● Requirement: Copy out every line that contains "true".

● Data for this exercise:
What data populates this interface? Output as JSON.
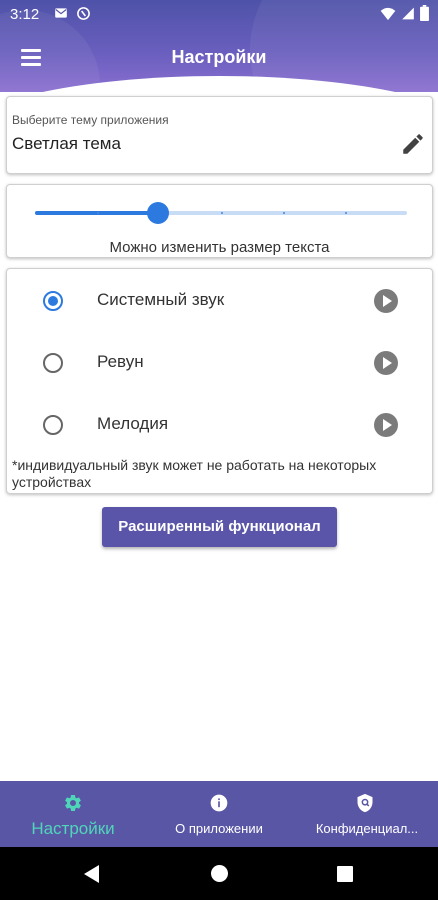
{
  "status_bar": {
    "time": "3:12"
  },
  "app_bar": {
    "title": "Настройки"
  },
  "theme": {
    "label": "Выберите тему приложения",
    "value": "Светлая тема"
  },
  "text_size": {
    "label": "Можно изменить размер текста",
    "level": 0.33,
    "steps": 7
  },
  "sounds": {
    "options": [
      {
        "label": "Системный звук",
        "selected": true
      },
      {
        "label": "Ревун",
        "selected": false
      },
      {
        "label": "Мелодия",
        "selected": false
      }
    ],
    "note": "*индивидуальный звук может не работать на некоторых устройствах"
  },
  "extended_button": {
    "label": "Расширенный функционал"
  },
  "bottom_nav": {
    "items": [
      {
        "label": "Настройки",
        "icon": "gear-icon",
        "active": true
      },
      {
        "label": "О приложении",
        "icon": "info-icon",
        "active": false
      },
      {
        "label": "Конфиденциал...",
        "icon": "privacy-shield-icon",
        "active": false
      }
    ]
  },
  "colors": {
    "accent": "#2c7ae0",
    "header": "#5a56a6",
    "active_tab": "#4fd6b8"
  }
}
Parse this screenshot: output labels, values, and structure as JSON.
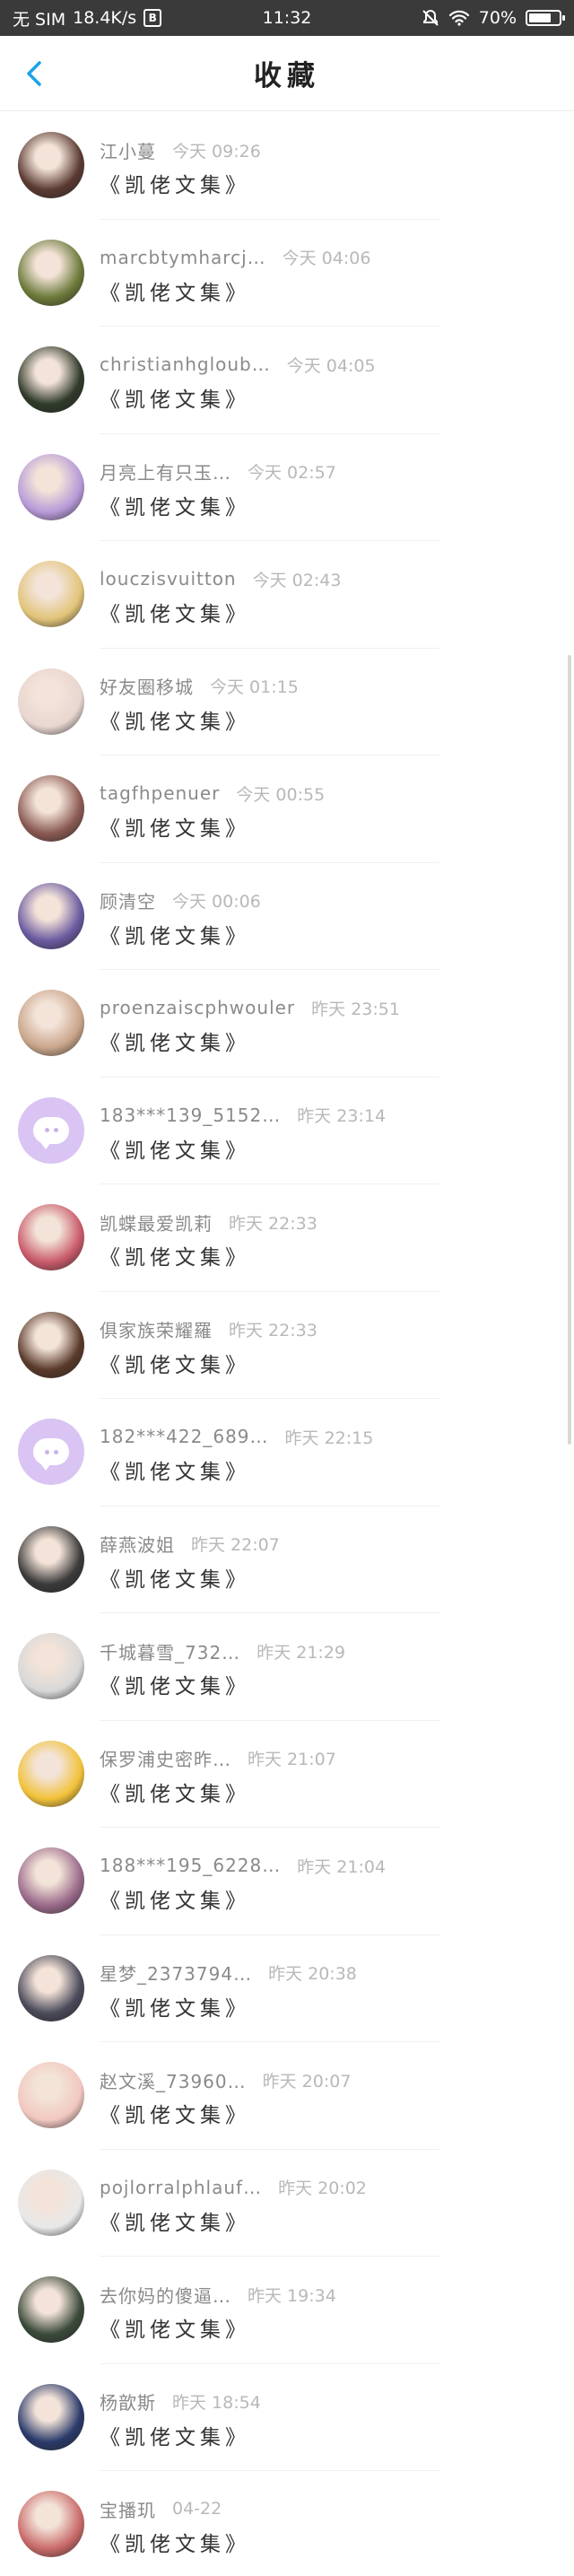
{
  "status_bar": {
    "carrier": "无 SIM",
    "speed": "18.4K/s",
    "time": "11:32",
    "battery": "70%"
  },
  "header": {
    "title": "收藏"
  },
  "colors": {
    "accent": "#1aa3e8",
    "placeholder_avatar": "#d9c4f3"
  },
  "favorites": [
    {
      "name": "江小蔓",
      "time": "今天 09:26",
      "book": "《凯佬文集》",
      "avatar": "#5a3a32"
    },
    {
      "name": "marcbtymharcj…",
      "time": "今天 04:06",
      "book": "《凯佬文集》",
      "avatar": "#6c7a3a"
    },
    {
      "name": "christianhgloub…",
      "time": "今天 04:05",
      "book": "《凯佬文集》",
      "avatar": "#2f3a2a"
    },
    {
      "name": "月亮上有只玉…",
      "time": "今天 02:57",
      "book": "《凯佬文集》",
      "avatar": "#b79ad8"
    },
    {
      "name": "louczisvuitton",
      "time": "今天 02:43",
      "book": "《凯佬文集》",
      "avatar": "#e2c47a"
    },
    {
      "name": "好友圈移城",
      "time": "今天 01:15",
      "book": "《凯佬文集》",
      "avatar": "#e8d6d0"
    },
    {
      "name": "tagfhpenuer",
      "time": "今天 00:55",
      "book": "《凯佬文集》",
      "avatar": "#8a5a52"
    },
    {
      "name": "顾清空",
      "time": "今天 00:06",
      "book": "《凯佬文集》",
      "avatar": "#6a5aa0"
    },
    {
      "name": "proenzaiscphwouler",
      "time": "昨天 23:51",
      "book": "《凯佬文集》",
      "avatar": "#c9a58a"
    },
    {
      "name": "183***139_5152…",
      "time": "昨天 23:14",
      "book": "《凯佬文集》",
      "avatar": ""
    },
    {
      "name": "凯蝶最爱凯莉",
      "time": "昨天 22:33",
      "book": "《凯佬文集》",
      "avatar": "#c95a6a"
    },
    {
      "name": "俱家族荣耀羅",
      "time": "昨天 22:33",
      "book": "《凯佬文集》",
      "avatar": "#5a3a2a"
    },
    {
      "name": "182***422_689…",
      "time": "昨天 22:15",
      "book": "《凯佬文集》",
      "avatar": ""
    },
    {
      "name": "薛燕波姐",
      "time": "昨天 22:07",
      "book": "《凯佬文集》",
      "avatar": "#3a3a3a"
    },
    {
      "name": "千城暮雪_732…",
      "time": "昨天 21:29",
      "book": "《凯佬文集》",
      "avatar": "#d8d8d8"
    },
    {
      "name": "保罗浦史密昨…",
      "time": "昨天 21:07",
      "book": "《凯佬文集》",
      "avatar": "#f2c23a"
    },
    {
      "name": "188***195_6228…",
      "time": "昨天 21:04",
      "book": "《凯佬文集》",
      "avatar": "#9a6a8a"
    },
    {
      "name": "星梦_2373794…",
      "time": "昨天 20:38",
      "book": "《凯佬文集》",
      "avatar": "#4a4a5a"
    },
    {
      "name": "赵文溪_73960…",
      "time": "昨天 20:07",
      "book": "《凯佬文集》",
      "avatar": "#f2c8c0"
    },
    {
      "name": "pojlorralphlauf…",
      "time": "昨天 20:02",
      "book": "《凯佬文集》",
      "avatar": "#e8e8e8"
    },
    {
      "name": "去你妈的傻逼…",
      "time": "昨天 19:34",
      "book": "《凯佬文集》",
      "avatar": "#3a4a3a"
    },
    {
      "name": "杨歆斯",
      "time": "昨天 18:54",
      "book": "《凯佬文集》",
      "avatar": "#2a3a6a"
    },
    {
      "name": "宝播玑",
      "time": "04-22",
      "book": "《凯佬文集》",
      "avatar": "#c96a6a"
    }
  ]
}
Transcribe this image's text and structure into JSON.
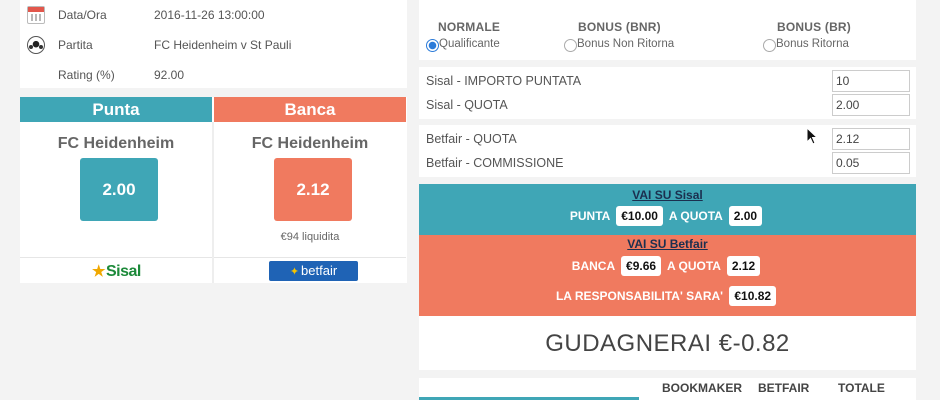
{
  "match_info": {
    "date_label": "Data/Ora",
    "date_value": "2016-11-26 13:00:00",
    "match_label": "Partita",
    "match_value": "FC Heidenheim v St Pauli",
    "rating_label": "Rating (%)",
    "rating_value": "92.00"
  },
  "punta": {
    "header": "Punta",
    "team": "FC Heidenheim",
    "odd": "2.00",
    "bookmaker": "Sisal"
  },
  "banca": {
    "header": "Banca",
    "team": "FC Heidenheim",
    "odd": "2.12",
    "liquidity": "€94 liquidita",
    "exchange": "betfair"
  },
  "modes": [
    {
      "title": "NORMALE",
      "option": "Qualificante",
      "selected": true
    },
    {
      "title": "BONUS (BNR)",
      "option": "Bonus Non Ritorna",
      "selected": false
    },
    {
      "title": "BONUS (BR)",
      "option": "Bonus Ritorna",
      "selected": false
    }
  ],
  "sisal_params": {
    "stake_label": "Sisal - IMPORTO PUNTATA",
    "stake_value": "10",
    "odd_label": "Sisal - QUOTA",
    "odd_value": "2.00"
  },
  "betfair_params": {
    "odd_label": "Betfair - QUOTA",
    "odd_value": "2.12",
    "commission_label": "Betfair - COMMISSIONE",
    "commission_value": "0.05"
  },
  "sisal_instruction": {
    "link": "VAI SU Sisal",
    "action": "PUNTA",
    "amount": "€10.00",
    "at_odds": "A QUOTA",
    "odds": "2.00"
  },
  "betfair_instruction": {
    "link": "VAI SU Betfair",
    "action": "BANCA",
    "amount": "€9.66",
    "at_odds": "A QUOTA",
    "odds": "2.12",
    "liability_label": "LA RESPONSABILITA' SARA'",
    "liability": "€10.82"
  },
  "result": {
    "text": "GUDAGNERAI €-0.82"
  },
  "table": {
    "headers": [
      "BOOKMAKER",
      "BETFAIR",
      "TOTALE"
    ]
  },
  "colors": {
    "punta": "#3fa6b6",
    "banca": "#f07a5f",
    "radio_selected": "#2b7bd9"
  }
}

● Output of the task:
        "selected": true
        "active": true
      "selected": true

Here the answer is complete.